__Problem to solve__.
Show every line where "JSON" occurs.

* begin Provided material *

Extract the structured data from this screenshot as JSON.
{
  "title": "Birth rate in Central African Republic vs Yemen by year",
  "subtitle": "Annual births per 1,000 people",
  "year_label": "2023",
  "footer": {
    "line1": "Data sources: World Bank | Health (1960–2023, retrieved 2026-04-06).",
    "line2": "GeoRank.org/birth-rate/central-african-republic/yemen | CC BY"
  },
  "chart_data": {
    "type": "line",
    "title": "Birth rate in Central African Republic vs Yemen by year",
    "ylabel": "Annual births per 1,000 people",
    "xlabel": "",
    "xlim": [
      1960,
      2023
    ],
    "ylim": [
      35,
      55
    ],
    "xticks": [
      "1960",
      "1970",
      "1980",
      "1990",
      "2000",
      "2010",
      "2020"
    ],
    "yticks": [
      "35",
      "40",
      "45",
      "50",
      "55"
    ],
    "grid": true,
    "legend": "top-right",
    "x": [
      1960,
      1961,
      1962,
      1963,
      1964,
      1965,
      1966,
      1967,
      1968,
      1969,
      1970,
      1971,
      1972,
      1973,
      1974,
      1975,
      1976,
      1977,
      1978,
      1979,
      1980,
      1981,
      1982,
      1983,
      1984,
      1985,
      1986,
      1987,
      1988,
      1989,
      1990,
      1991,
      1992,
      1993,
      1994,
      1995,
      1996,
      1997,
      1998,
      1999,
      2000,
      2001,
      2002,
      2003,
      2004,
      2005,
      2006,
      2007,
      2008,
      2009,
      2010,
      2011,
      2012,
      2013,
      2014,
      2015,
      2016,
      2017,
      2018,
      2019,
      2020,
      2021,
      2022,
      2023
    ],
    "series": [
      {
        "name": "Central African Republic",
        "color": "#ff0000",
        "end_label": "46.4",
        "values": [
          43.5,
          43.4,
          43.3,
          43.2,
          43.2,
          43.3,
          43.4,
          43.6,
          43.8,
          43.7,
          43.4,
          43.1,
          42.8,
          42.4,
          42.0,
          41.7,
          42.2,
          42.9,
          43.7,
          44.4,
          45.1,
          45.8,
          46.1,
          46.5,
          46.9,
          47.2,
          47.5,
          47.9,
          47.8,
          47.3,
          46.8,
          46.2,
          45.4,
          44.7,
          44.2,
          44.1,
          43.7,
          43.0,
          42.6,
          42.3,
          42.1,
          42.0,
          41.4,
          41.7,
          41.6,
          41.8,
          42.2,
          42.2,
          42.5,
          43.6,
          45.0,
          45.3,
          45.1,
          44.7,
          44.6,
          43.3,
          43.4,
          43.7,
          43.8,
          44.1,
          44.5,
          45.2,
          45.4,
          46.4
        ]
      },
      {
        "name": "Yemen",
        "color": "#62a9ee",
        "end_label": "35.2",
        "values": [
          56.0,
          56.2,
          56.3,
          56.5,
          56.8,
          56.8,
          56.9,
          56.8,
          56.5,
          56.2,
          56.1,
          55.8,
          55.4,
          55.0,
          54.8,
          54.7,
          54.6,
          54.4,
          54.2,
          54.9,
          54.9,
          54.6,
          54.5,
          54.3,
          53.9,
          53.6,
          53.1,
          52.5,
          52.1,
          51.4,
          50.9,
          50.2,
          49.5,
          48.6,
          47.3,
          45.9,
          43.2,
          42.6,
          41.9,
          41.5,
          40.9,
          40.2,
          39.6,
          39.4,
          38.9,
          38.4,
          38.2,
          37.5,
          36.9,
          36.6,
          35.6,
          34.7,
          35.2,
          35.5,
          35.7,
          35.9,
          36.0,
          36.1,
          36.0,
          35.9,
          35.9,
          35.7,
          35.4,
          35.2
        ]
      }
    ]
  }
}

* end Provided material *
* begin Provided material *

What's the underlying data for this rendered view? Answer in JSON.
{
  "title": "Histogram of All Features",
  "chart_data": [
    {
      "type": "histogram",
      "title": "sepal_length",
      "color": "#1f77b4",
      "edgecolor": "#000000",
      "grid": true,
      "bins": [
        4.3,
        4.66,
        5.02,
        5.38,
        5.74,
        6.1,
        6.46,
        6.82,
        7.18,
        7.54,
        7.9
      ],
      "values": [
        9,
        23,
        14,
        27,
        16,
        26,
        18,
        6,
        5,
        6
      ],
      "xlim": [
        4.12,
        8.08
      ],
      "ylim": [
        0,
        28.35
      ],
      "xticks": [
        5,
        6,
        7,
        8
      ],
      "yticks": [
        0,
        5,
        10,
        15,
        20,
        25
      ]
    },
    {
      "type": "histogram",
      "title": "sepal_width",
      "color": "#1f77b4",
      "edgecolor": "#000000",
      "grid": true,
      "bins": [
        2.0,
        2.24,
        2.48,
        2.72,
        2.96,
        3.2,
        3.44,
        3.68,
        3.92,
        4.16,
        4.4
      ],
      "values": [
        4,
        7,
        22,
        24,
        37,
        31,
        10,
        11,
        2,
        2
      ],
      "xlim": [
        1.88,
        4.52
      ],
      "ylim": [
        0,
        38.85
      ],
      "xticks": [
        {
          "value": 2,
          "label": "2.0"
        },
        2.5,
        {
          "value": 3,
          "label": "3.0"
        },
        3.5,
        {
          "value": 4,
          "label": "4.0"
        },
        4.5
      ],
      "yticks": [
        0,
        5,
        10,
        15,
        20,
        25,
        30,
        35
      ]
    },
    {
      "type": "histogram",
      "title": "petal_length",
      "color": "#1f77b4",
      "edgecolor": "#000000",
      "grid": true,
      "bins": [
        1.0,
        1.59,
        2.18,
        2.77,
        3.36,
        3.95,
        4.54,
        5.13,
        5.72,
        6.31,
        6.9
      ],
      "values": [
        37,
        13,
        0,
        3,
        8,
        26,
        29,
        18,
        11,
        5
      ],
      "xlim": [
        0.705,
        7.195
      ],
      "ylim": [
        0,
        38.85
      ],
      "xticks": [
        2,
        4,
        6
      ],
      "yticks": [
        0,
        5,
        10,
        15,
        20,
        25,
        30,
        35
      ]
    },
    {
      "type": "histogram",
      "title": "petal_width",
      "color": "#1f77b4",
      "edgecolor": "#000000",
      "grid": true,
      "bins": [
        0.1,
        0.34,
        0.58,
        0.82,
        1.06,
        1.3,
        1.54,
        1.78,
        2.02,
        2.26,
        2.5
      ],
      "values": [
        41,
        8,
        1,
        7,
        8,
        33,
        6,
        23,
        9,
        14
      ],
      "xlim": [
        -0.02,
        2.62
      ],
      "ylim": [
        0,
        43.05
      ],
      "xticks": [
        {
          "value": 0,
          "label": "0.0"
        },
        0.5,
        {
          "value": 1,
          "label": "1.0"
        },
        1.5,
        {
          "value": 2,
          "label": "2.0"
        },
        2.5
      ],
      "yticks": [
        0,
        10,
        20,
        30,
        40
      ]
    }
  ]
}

* end Provided material *

__Problem solution__.
Extract the structured data from this screenshot as JSON.
What's the underlying data for this rendered view? Answer in JSON.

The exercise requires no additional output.